* [Problem]: Everything from the line containing "Serialize everything readable" to the final line of the records below should be given again exactly, and nothing else.

══ Data shown ══

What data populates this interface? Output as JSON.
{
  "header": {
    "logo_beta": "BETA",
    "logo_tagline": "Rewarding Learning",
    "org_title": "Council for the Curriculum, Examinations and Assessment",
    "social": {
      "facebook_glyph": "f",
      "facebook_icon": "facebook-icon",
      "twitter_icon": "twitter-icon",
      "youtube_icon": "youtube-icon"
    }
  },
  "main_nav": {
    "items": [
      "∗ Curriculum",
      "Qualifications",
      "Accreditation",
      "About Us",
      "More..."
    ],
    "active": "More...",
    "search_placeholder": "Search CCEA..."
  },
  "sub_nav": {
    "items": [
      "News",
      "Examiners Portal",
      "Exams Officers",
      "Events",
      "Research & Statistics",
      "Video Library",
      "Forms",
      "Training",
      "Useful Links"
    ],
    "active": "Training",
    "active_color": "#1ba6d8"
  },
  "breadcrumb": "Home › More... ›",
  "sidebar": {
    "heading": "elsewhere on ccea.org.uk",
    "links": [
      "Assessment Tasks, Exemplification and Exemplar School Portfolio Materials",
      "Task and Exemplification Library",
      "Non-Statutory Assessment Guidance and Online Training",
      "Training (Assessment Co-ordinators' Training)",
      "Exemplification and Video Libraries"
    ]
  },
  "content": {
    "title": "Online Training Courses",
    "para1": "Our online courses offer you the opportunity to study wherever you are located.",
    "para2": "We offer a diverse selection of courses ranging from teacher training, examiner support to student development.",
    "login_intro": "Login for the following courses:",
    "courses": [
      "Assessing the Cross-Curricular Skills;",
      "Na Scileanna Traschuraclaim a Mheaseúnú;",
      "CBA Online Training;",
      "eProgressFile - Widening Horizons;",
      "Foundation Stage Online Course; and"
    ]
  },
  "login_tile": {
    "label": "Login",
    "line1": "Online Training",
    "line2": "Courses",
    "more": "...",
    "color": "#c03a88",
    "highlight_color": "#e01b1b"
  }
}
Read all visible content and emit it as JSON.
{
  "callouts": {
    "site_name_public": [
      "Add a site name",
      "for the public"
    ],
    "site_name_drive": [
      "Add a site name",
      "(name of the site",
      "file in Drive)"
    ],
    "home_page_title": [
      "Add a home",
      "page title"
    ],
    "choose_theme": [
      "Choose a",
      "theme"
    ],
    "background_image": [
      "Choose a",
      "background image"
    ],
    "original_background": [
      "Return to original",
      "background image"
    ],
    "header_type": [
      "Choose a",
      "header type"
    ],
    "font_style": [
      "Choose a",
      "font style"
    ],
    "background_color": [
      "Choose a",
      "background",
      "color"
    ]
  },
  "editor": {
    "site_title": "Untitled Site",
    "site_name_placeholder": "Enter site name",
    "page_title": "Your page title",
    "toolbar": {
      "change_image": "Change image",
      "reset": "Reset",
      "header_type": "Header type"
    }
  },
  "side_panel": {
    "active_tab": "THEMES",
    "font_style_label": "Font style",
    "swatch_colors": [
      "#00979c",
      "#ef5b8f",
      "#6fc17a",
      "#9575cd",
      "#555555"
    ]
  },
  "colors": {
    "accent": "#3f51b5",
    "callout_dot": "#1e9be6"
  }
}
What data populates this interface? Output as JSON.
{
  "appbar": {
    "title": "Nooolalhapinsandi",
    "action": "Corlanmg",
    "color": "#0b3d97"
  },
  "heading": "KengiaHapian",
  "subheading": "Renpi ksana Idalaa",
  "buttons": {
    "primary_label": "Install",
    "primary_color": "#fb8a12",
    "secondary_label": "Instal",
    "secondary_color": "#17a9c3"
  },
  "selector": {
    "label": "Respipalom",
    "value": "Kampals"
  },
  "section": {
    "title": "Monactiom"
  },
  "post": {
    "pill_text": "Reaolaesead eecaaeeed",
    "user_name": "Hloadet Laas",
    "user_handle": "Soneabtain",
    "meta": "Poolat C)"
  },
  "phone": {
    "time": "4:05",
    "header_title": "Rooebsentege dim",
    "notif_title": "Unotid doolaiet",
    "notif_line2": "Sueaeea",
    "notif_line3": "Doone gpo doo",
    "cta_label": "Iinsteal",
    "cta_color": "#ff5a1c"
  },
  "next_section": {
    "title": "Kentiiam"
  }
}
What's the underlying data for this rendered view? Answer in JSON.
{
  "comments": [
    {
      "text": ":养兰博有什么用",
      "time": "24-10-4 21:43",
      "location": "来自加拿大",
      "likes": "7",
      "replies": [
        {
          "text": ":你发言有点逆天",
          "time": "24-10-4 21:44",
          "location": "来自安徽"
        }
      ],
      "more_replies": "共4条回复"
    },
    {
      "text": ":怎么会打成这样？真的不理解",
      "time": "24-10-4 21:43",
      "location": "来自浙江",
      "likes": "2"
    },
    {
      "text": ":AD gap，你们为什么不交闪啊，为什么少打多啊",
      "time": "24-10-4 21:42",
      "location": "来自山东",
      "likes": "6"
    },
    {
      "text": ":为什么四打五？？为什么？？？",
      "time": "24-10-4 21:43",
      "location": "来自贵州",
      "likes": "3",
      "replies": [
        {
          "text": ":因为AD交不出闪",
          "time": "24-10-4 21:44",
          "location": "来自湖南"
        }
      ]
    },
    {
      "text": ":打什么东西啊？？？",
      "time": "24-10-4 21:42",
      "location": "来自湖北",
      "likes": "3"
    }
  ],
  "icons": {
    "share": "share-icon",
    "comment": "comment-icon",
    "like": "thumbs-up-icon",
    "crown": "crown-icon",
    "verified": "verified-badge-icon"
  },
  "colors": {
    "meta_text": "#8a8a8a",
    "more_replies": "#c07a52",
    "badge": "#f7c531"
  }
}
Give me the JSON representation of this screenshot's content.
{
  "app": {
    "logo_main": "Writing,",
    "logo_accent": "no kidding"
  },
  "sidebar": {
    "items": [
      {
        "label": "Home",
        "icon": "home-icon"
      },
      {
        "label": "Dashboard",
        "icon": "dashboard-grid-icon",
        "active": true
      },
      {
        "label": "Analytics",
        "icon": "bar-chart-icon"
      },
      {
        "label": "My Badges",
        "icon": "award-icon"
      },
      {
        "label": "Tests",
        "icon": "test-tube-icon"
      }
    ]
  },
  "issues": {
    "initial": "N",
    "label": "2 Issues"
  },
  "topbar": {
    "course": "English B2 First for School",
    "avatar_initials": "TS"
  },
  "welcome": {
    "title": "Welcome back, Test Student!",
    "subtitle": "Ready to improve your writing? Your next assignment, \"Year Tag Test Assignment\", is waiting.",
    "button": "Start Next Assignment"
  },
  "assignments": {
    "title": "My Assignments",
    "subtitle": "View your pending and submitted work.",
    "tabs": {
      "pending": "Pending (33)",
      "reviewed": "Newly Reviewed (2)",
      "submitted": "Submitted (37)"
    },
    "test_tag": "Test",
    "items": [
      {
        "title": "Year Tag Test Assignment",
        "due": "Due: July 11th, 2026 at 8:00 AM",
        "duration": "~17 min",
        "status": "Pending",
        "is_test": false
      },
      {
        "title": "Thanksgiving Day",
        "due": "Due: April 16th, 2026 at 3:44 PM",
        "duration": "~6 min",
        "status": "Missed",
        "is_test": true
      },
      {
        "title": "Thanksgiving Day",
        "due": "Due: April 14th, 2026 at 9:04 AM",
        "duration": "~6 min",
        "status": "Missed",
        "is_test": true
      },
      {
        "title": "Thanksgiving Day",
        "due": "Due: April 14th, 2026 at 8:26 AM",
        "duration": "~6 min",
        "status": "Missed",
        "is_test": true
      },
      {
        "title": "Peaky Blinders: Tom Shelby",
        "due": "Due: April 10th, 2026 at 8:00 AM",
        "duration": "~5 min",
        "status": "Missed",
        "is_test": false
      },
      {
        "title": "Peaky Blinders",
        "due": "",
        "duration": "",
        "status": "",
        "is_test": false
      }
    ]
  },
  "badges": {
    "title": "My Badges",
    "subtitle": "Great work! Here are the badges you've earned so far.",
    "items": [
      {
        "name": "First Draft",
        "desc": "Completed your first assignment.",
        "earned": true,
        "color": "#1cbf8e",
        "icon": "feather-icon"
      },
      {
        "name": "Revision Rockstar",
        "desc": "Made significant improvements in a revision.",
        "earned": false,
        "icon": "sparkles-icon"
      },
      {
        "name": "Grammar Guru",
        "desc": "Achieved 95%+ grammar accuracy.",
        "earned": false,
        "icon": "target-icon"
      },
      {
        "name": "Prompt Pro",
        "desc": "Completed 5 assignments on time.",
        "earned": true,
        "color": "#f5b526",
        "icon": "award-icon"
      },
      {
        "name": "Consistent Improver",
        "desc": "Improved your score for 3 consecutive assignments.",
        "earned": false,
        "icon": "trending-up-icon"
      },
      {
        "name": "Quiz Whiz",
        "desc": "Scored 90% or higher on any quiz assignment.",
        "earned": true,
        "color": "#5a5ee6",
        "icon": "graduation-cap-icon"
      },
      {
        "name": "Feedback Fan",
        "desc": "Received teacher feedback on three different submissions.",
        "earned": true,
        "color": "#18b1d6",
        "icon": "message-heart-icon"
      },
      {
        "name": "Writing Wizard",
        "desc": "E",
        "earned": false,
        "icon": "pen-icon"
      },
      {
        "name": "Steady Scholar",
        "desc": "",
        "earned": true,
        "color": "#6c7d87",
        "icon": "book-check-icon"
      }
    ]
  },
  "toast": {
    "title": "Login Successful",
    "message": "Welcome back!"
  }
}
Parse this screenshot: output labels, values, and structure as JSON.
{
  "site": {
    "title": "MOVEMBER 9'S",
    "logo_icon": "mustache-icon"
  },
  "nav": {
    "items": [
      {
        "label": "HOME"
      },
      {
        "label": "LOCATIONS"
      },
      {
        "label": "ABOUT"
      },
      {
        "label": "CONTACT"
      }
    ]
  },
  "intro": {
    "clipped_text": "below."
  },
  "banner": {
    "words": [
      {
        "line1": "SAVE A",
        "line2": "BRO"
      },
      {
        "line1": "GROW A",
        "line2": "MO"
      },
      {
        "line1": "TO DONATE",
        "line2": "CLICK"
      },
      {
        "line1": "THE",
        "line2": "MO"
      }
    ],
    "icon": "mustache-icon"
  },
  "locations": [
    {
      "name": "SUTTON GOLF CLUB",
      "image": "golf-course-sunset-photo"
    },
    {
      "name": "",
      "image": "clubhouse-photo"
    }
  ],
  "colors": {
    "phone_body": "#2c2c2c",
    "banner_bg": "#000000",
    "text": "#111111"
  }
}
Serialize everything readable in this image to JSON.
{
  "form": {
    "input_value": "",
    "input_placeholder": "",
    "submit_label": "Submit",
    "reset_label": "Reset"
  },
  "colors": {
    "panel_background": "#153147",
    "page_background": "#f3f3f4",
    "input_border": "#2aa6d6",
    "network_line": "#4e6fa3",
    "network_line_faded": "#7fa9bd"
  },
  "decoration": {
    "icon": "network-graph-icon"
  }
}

═══

* [Solution]:
Serialize everything readable in this image to JSON.
{
  "form": {
    "input_value": "",
    "input_placeholder": "",
    "submit_label": "Submit",
    "reset_label": "Reset"
  },
  "colors": {
    "panel_background": "#153147",
    "page_background": "#f3f3f4",
    "input_border": "#2aa6d6",
    "network_line": "#4e6fa3",
    "network_line_faded": "#7fa9bd"
  },
  "decoration": {
    "icon": "network-graph-icon"
  }
}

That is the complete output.